--- start Task material ---

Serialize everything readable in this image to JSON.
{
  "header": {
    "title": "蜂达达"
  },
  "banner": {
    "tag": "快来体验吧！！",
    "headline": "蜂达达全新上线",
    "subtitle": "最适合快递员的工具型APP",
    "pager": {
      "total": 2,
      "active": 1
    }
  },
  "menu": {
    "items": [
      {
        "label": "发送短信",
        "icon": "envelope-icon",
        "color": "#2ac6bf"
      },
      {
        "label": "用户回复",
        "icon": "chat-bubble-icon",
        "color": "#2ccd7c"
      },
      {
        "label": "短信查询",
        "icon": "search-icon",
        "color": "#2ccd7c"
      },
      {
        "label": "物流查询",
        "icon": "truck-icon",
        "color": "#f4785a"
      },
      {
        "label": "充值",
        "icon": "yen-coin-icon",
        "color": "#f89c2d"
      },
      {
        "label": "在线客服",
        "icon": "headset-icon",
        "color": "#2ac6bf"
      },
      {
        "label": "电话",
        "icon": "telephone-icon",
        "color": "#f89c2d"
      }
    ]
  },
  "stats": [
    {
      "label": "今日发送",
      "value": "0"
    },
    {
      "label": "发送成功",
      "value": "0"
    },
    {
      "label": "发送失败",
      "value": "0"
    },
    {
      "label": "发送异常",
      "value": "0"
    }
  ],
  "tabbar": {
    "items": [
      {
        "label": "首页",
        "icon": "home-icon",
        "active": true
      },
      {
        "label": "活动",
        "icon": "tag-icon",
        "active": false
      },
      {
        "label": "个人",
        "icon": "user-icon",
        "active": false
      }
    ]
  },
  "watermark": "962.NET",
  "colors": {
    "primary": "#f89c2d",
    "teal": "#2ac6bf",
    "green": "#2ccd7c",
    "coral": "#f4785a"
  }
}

--- end Task material ---

### What the task requires
Write out every line exactly as it stands.

### Output of the task
Serialize everything readable in this image to JSON.
{
  "header": {
    "title": "蜂达达"
  },
  "banner": {
    "tag": "快来体验吧！！",
    "headline": "蜂达达全新上线",
    "subtitle": "最适合快递员的工具型APP",
    "pager": {
      "total": 2,
      "active": 1
    }
  },
  "menu": {
    "items": [
      {
        "label": "发送短信",
        "icon": "envelope-icon",
        "color": "#2ac6bf"
      },
      {
        "label": "用户回复",
        "icon": "chat-bubble-icon",
        "color": "#2ccd7c"
      },
      {
        "label": "短信查询",
        "icon": "search-icon",
        "color": "#2ccd7c"
      },
      {
        "label": "物流查询",
        "icon": "truck-icon",
        "color": "#f4785a"
      },
      {
        "label": "充值",
        "icon": "yen-coin-icon",
        "color": "#f89c2d"
      },
      {
        "label": "在线客服",
        "icon": "headset-icon",
        "color": "#2ac6bf"
      },
      {
        "label": "电话",
        "icon": "telephone-icon",
        "color": "#f89c2d"
      }
    ]
  },
  "stats": [
    {
      "label": "今日发送",
      "value": "0"
    },
    {
      "label": "发送成功",
      "value": "0"
    },
    {
      "label": "发送失败",
      "value": "0"
    },
    {
      "label": "发送异常",
      "value": "0"
    }
  ],
  "tabbar": {
    "items": [
      {
        "label": "首页",
        "icon": "home-icon",
        "active": true
      },
      {
        "label": "活动",
        "icon": "tag-icon",
        "active": false
      },
      {
        "label": "个人",
        "icon": "user-icon",
        "active": false
      }
    ]
  },
  "watermark": "962.NET",
  "colors": {
    "primary": "#f89c2d",
    "teal": "#2ac6bf",
    "green": "#2ccd7c",
    "coral": "#f4785a"
  }
}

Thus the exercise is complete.